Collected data
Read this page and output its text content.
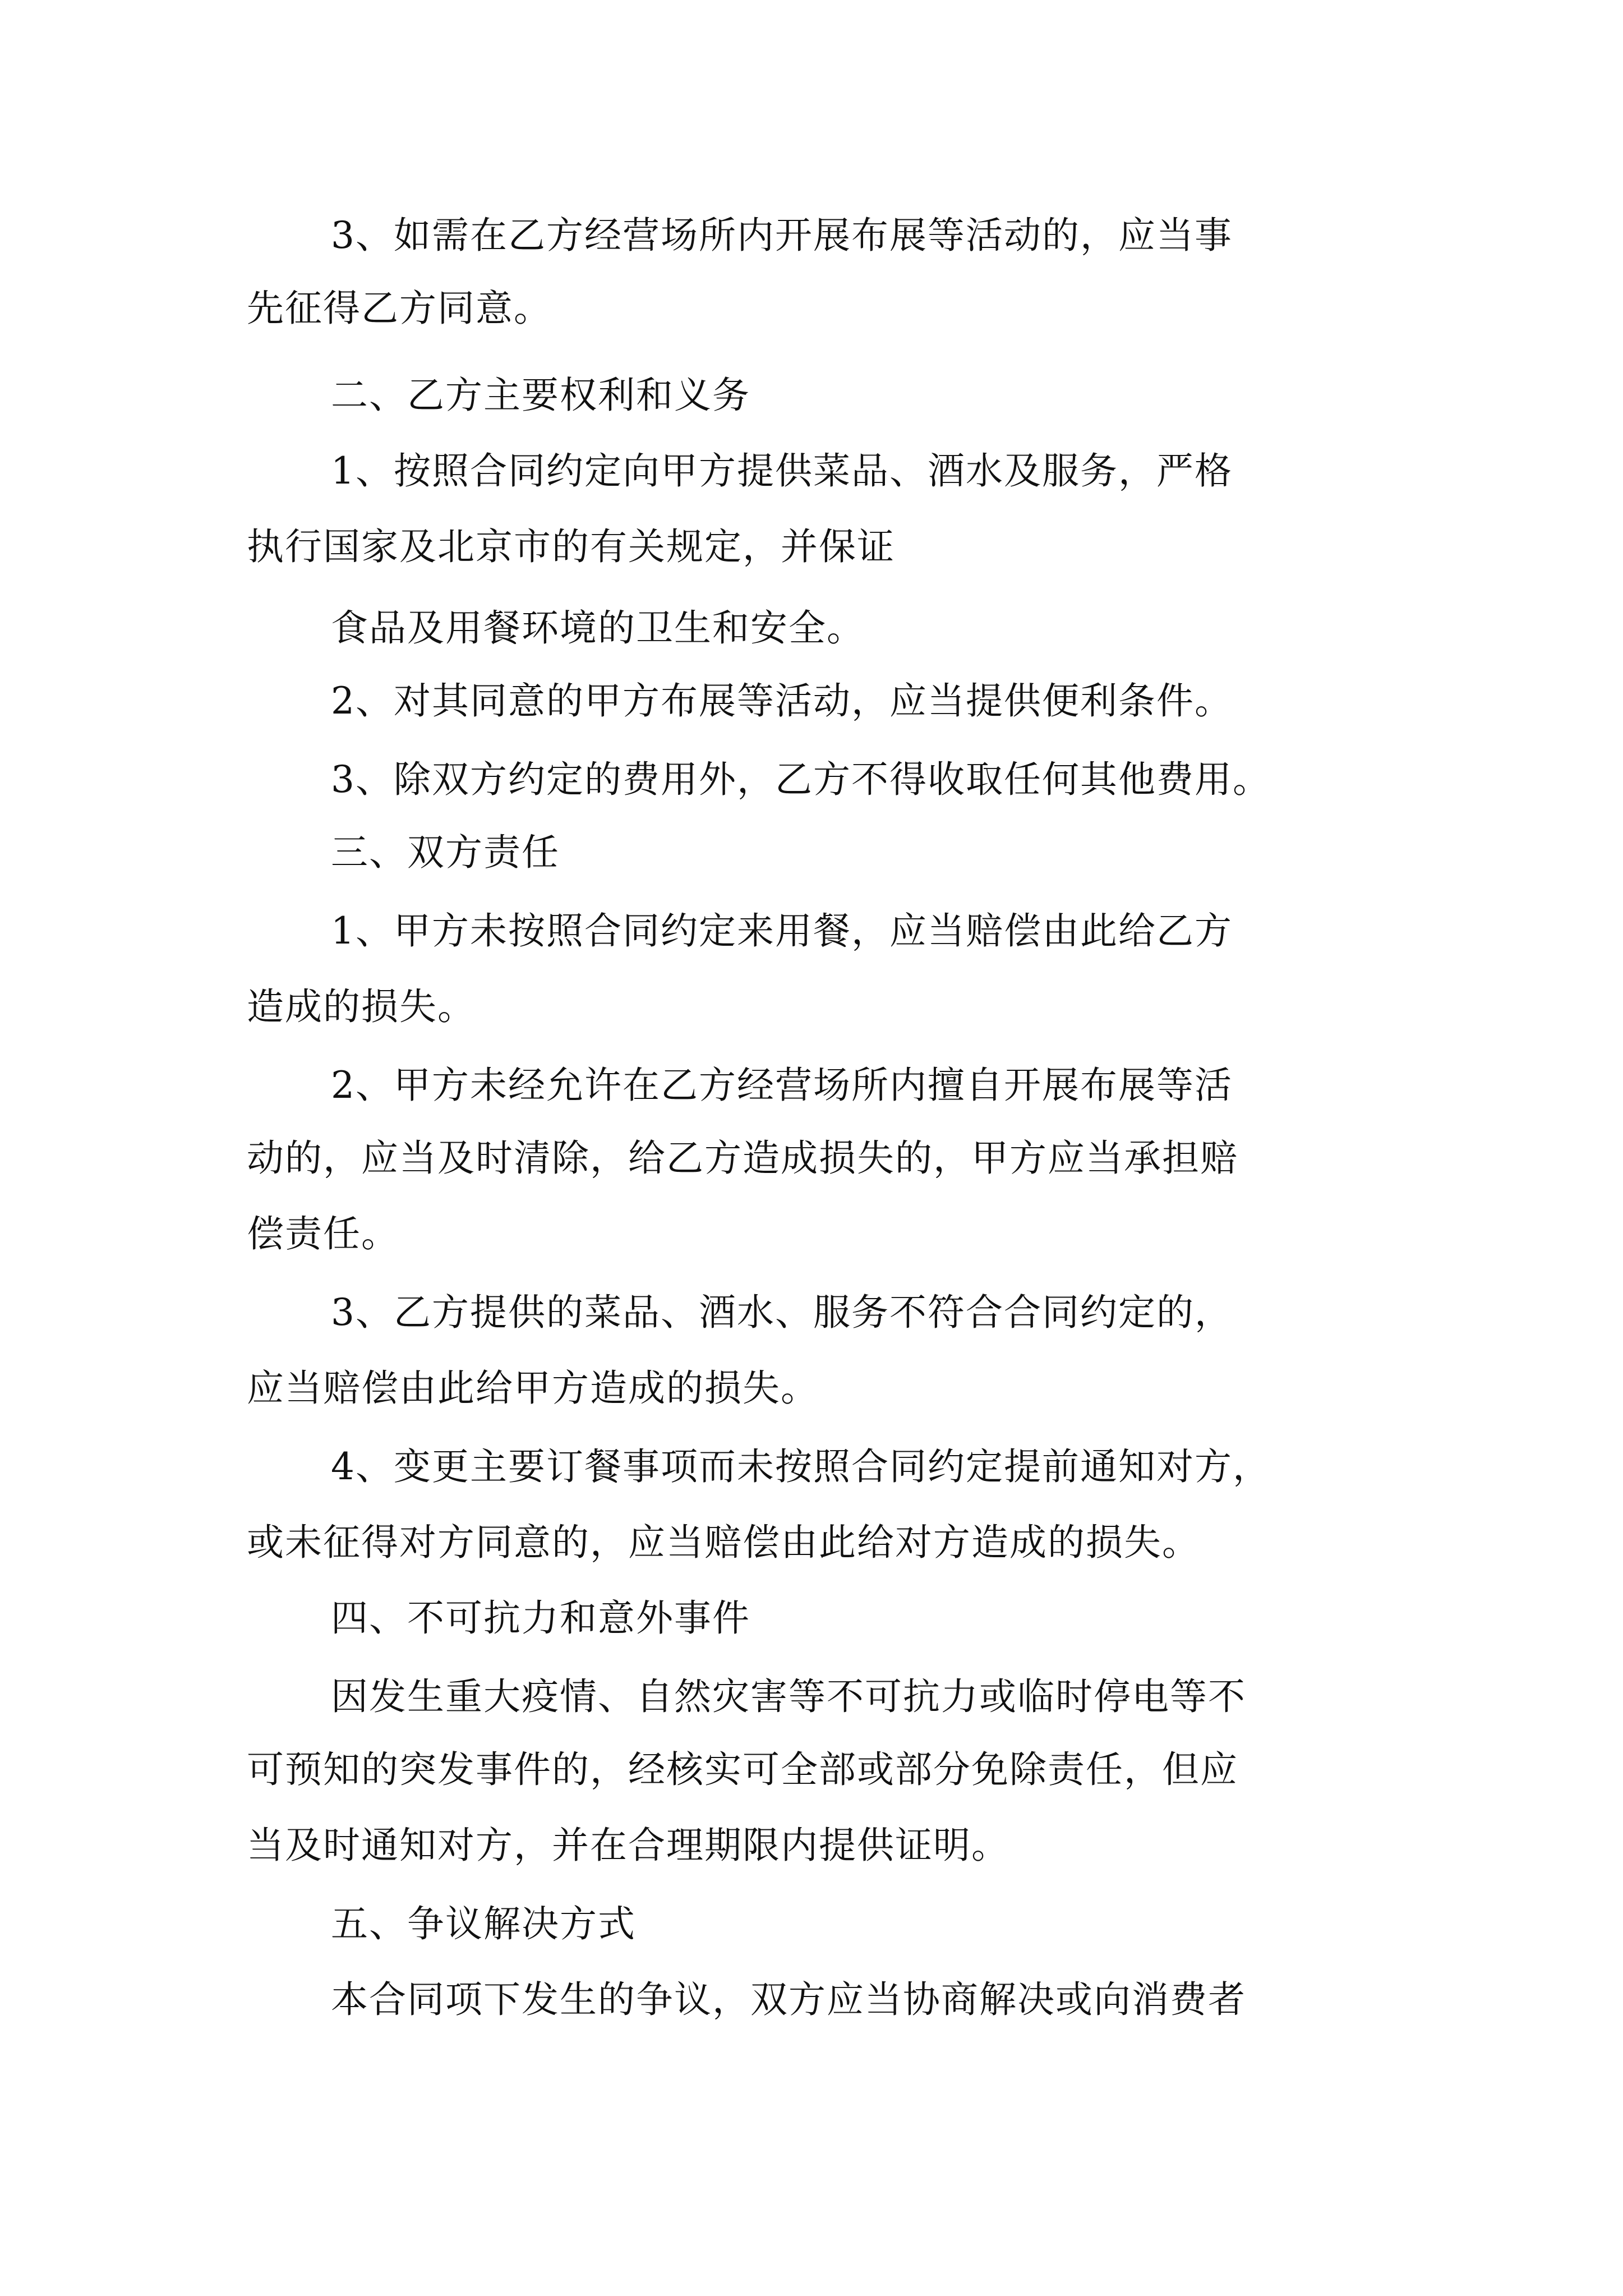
3、如需在乙方经营场所内开展布展等活动的，应当事
先征得乙方同意。
二、乙方主要权利和义务
1、按照合同约定向甲方提供菜品、酒水及服务，严格
执行国家及北京市的有关规定，并保证
食品及用餐环境的卫生和安全。
2、对其同意的甲方布展等活动，应当提供便利条件。
3、除双方约定的费用外，乙方不得收取任何其他费用。
三、双方责任
1、甲方未按照合同约定来用餐，应当赔偿由此给乙方
造成的损失。
2、甲方未经允许在乙方经营场所内擅自开展布展等活
动的，应当及时清除，给乙方造成损失的，甲方应当承担赔
偿责任。
3、乙方提供的菜品、酒水、服务不符合合同约定的，
应当赔偿由此给甲方造成的损失。
4、变更主要订餐事项而未按照合同约定提前通知对方，
或未征得对方同意的，应当赔偿由此给对方造成的损失。
四、不可抗力和意外事件
因发生重大疫情、自然灾害等不可抗力或临时停电等不
可预知的突发事件的，经核实可全部或部分免除责任，但应
当及时通知对方，并在合理期限内提供证明。
五、争议解决方式
本合同项下发生的争议，双方应当协商解决或向消费者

• _EXERCISE GOAL_:
The listing above must be printed again exactly, minus its pictures.

• _EXERCISE RESPONSE_:
Read this page and output its text content.
3、如需在乙方经营场所内开展布展等活动的，应当事
先征得乙方同意。
二、乙方主要权利和义务
1、按照合同约定向甲方提供菜品、酒水及服务，严格
执行国家及北京市的有关规定，并保证
食品及用餐环境的卫生和安全。
2、对其同意的甲方布展等活动，应当提供便利条件。
3、除双方约定的费用外，乙方不得收取任何其他费用。
三、双方责任
1、甲方未按照合同约定来用餐，应当赔偿由此给乙方
造成的损失。
2、甲方未经允许在乙方经营场所内擅自开展布展等活
动的，应当及时清除，给乙方造成损失的，甲方应当承担赔
偿责任。
3、乙方提供的菜品、酒水、服务不符合合同约定的，
应当赔偿由此给甲方造成的损失。
4、变更主要订餐事项而未按照合同约定提前通知对方，
或未征得对方同意的，应当赔偿由此给对方造成的损失。
四、不可抗力和意外事件
因发生重大疫情、自然灾害等不可抗力或临时停电等不
可预知的突发事件的，经核实可全部或部分免除责任，但应
当及时通知对方，并在合理期限内提供证明。
五、争议解决方式
本合同项下发生的争议，双方应当协商解决或向消费者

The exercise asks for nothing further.